● **Problem requirements**
Give the data again, word for word.

● **Raw records**
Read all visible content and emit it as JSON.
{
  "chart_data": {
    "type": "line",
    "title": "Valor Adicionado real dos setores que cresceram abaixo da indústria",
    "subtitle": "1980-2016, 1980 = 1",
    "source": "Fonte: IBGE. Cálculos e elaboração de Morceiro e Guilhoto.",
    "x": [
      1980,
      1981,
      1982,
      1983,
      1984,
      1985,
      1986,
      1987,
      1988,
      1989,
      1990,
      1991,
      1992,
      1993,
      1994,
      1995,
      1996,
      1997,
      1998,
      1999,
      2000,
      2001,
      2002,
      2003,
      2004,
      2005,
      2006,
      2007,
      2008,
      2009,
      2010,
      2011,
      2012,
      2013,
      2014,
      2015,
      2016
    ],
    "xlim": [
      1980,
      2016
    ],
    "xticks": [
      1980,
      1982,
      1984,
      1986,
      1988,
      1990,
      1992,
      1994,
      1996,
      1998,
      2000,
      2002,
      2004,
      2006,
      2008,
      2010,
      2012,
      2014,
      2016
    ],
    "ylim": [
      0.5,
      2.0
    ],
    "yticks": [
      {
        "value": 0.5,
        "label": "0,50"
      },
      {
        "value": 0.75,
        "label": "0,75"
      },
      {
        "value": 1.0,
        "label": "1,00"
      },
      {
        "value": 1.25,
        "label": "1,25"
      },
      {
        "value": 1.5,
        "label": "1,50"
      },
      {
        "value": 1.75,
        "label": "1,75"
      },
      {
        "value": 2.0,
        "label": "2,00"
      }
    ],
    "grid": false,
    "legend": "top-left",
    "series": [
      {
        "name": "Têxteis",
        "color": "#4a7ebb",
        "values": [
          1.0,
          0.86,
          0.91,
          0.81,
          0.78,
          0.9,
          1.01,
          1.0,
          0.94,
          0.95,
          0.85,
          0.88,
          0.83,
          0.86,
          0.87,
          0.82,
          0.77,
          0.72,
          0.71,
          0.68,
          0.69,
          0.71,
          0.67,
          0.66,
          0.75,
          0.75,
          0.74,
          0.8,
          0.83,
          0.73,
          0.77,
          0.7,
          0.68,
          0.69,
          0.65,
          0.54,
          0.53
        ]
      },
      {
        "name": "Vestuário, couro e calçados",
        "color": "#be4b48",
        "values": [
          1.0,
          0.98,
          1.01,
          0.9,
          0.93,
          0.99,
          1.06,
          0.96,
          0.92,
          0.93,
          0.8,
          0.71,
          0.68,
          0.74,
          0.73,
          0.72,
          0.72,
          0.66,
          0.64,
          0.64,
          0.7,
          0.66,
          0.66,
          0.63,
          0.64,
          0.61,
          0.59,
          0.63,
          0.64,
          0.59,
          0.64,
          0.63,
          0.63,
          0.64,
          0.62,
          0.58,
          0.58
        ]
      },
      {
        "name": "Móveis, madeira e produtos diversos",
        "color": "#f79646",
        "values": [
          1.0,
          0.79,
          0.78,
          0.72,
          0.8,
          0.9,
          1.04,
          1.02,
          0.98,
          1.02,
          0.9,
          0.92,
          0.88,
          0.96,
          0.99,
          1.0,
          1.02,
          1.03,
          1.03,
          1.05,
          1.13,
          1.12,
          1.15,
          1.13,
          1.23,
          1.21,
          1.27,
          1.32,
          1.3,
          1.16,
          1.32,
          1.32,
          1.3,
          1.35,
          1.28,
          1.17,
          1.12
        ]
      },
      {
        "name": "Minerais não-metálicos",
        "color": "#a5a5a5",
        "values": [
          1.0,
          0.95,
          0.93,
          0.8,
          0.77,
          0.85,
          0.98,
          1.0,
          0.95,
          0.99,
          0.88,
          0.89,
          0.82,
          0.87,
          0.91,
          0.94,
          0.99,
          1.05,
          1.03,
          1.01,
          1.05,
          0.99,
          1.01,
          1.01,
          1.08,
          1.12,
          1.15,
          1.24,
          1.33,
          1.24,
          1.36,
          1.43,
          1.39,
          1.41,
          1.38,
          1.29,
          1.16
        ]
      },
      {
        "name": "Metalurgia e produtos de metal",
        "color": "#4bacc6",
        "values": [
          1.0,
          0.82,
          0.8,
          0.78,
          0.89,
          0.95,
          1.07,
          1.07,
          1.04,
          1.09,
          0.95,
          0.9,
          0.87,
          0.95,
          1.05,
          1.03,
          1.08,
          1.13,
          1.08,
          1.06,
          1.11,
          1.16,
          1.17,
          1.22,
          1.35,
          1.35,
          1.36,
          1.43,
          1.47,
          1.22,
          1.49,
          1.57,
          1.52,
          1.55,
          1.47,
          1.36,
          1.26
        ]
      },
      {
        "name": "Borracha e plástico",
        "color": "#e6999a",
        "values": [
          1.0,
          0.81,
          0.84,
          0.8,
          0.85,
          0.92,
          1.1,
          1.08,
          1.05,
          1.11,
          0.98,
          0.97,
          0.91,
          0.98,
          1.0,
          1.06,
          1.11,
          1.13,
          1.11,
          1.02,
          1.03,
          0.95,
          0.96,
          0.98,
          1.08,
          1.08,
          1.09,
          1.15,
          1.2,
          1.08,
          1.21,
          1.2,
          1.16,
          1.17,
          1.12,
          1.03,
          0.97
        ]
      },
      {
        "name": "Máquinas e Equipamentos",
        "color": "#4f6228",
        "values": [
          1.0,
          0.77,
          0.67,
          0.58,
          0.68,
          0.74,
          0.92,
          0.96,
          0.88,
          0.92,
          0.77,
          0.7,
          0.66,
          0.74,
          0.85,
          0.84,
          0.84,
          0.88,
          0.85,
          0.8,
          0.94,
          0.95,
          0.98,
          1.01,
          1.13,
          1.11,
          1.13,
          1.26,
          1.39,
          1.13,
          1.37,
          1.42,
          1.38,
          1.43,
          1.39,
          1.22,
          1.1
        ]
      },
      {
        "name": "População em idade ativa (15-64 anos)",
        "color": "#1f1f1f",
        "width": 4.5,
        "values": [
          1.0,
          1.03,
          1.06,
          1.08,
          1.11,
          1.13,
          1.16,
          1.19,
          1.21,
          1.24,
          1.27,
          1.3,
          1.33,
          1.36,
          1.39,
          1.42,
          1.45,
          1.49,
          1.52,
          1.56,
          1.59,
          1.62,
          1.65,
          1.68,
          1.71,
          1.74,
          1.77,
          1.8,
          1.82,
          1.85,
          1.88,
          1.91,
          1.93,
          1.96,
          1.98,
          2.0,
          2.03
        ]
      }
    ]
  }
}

● **Answer to this problem**
Read all visible content and emit it as JSON.
{
  "chart_data": {
    "type": "line",
    "title": "Valor Adicionado real dos setores que cresceram abaixo da indústria",
    "subtitle": "1980-2016, 1980 = 1",
    "source": "Fonte: IBGE. Cálculos e elaboração de Morceiro e Guilhoto.",
    "x": [
      1980,
      1981,
      1982,
      1983,
      1984,
      1985,
      1986,
      1987,
      1988,
      1989,
      1990,
      1991,
      1992,
      1993,
      1994,
      1995,
      1996,
      1997,
      1998,
      1999,
      2000,
      2001,
      2002,
      2003,
      2004,
      2005,
      2006,
      2007,
      2008,
      2009,
      2010,
      2011,
      2012,
      2013,
      2014,
      2015,
      2016
    ],
    "xlim": [
      1980,
      2016
    ],
    "xticks": [
      1980,
      1982,
      1984,
      1986,
      1988,
      1990,
      1992,
      1994,
      1996,
      1998,
      2000,
      2002,
      2004,
      2006,
      2008,
      2010,
      2012,
      2014,
      2016
    ],
    "ylim": [
      0.5,
      2.0
    ],
    "yticks": [
      {
        "value": 0.5,
        "label": "0,50"
      },
      {
        "value": 0.75,
        "label": "0,75"
      },
      {
        "value": 1.0,
        "label": "1,00"
      },
      {
        "value": 1.25,
        "label": "1,25"
      },
      {
        "value": 1.5,
        "label": "1,50"
      },
      {
        "value": 1.75,
        "label": "1,75"
      },
      {
        "value": 2.0,
        "label": "2,00"
      }
    ],
    "grid": false,
    "legend": "top-left",
    "series": [
      {
        "name": "Têxteis",
        "color": "#4a7ebb",
        "values": [
          1.0,
          0.86,
          0.91,
          0.81,
          0.78,
          0.9,
          1.01,
          1.0,
          0.94,
          0.95,
          0.85,
          0.88,
          0.83,
          0.86,
          0.87,
          0.82,
          0.77,
          0.72,
          0.71,
          0.68,
          0.69,
          0.71,
          0.67,
          0.66,
          0.75,
          0.75,
          0.74,
          0.8,
          0.83,
          0.73,
          0.77,
          0.7,
          0.68,
          0.69,
          0.65,
          0.54,
          0.53
        ]
      },
      {
        "name": "Vestuário, couro e calçados",
        "color": "#be4b48",
        "values": [
          1.0,
          0.98,
          1.01,
          0.9,
          0.93,
          0.99,
          1.06,
          0.96,
          0.92,
          0.93,
          0.8,
          0.71,
          0.68,
          0.74,
          0.73,
          0.72,
          0.72,
          0.66,
          0.64,
          0.64,
          0.7,
          0.66,
          0.66,
          0.63,
          0.64,
          0.61,
          0.59,
          0.63,
          0.64,
          0.59,
          0.64,
          0.63,
          0.63,
          0.64,
          0.62,
          0.58,
          0.58
        ]
      },
      {
        "name": "Móveis, madeira e produtos diversos",
        "color": "#f79646",
        "values": [
          1.0,
          0.79,
          0.78,
          0.72,
          0.8,
          0.9,
          1.04,
          1.02,
          0.98,
          1.02,
          0.9,
          0.92,
          0.88,
          0.96,
          0.99,
          1.0,
          1.02,
          1.03,
          1.03,
          1.05,
          1.13,
          1.12,
          1.15,
          1.13,
          1.23,
          1.21,
          1.27,
          1.32,
          1.3,
          1.16,
          1.32,
          1.32,
          1.3,
          1.35,
          1.28,
          1.17,
          1.12
        ]
      },
      {
        "name": "Minerais não-metálicos",
        "color": "#a5a5a5",
        "values": [
          1.0,
          0.95,
          0.93,
          0.8,
          0.77,
          0.85,
          0.98,
          1.0,
          0.95,
          0.99,
          0.88,
          0.89,
          0.82,
          0.87,
          0.91,
          0.94,
          0.99,
          1.05,
          1.03,
          1.01,
          1.05,
          0.99,
          1.01,
          1.01,
          1.08,
          1.12,
          1.15,
          1.24,
          1.33,
          1.24,
          1.36,
          1.43,
          1.39,
          1.41,
          1.38,
          1.29,
          1.16
        ]
      },
      {
        "name": "Metalurgia e produtos de metal",
        "color": "#4bacc6",
        "values": [
          1.0,
          0.82,
          0.8,
          0.78,
          0.89,
          0.95,
          1.07,
          1.07,
          1.04,
          1.09,
          0.95,
          0.9,
          0.87,
          0.95,
          1.05,
          1.03,
          1.08,
          1.13,
          1.08,
          1.06,
          1.11,
          1.16,
          1.17,
          1.22,
          1.35,
          1.35,
          1.36,
          1.43,
          1.47,
          1.22,
          1.49,
          1.57,
          1.52,
          1.55,
          1.47,
          1.36,
          1.26
        ]
      },
      {
        "name": "Borracha e plástico",
        "color": "#e6999a",
        "values": [
          1.0,
          0.81,
          0.84,
          0.8,
          0.85,
          0.92,
          1.1,
          1.08,
          1.05,
          1.11,
          0.98,
          0.97,
          0.91,
          0.98,
          1.0,
          1.06,
          1.11,
          1.13,
          1.11,
          1.02,
          1.03,
          0.95,
          0.96,
          0.98,
          1.08,
          1.08,
          1.09,
          1.15,
          1.2,
          1.08,
          1.21,
          1.2,
          1.16,
          1.17,
          1.12,
          1.03,
          0.97
        ]
      },
      {
        "name": "Máquinas e Equipamentos",
        "color": "#4f6228",
        "values": [
          1.0,
          0.77,
          0.67,
          0.58,
          0.68,
          0.74,
          0.92,
          0.96,
          0.88,
          0.92,
          0.77,
          0.7,
          0.66,
          0.74,
          0.85,
          0.84,
          0.84,
          0.88,
          0.85,
          0.8,
          0.94,
          0.95,
          0.98,
          1.01,
          1.13,
          1.11,
          1.13,
          1.26,
          1.39,
          1.13,
          1.37,
          1.42,
          1.38,
          1.43,
          1.39,
          1.22,
          1.1
        ]
      },
      {
        "name": "População em idade ativa (15-64 anos)",
        "color": "#1f1f1f",
        "width": 4.5,
        "values": [
          1.0,
          1.03,
          1.06,
          1.08,
          1.11,
          1.13,
          1.16,
          1.19,
          1.21,
          1.24,
          1.27,
          1.3,
          1.33,
          1.36,
          1.39,
          1.42,
          1.45,
          1.49,
          1.52,
          1.56,
          1.59,
          1.62,
          1.65,
          1.68,
          1.71,
          1.74,
          1.77,
          1.8,
          1.82,
          1.85,
          1.88,
          1.91,
          1.93,
          1.96,
          1.98,
          2.0,
          2.03
        ]
      }
    ]
  }
}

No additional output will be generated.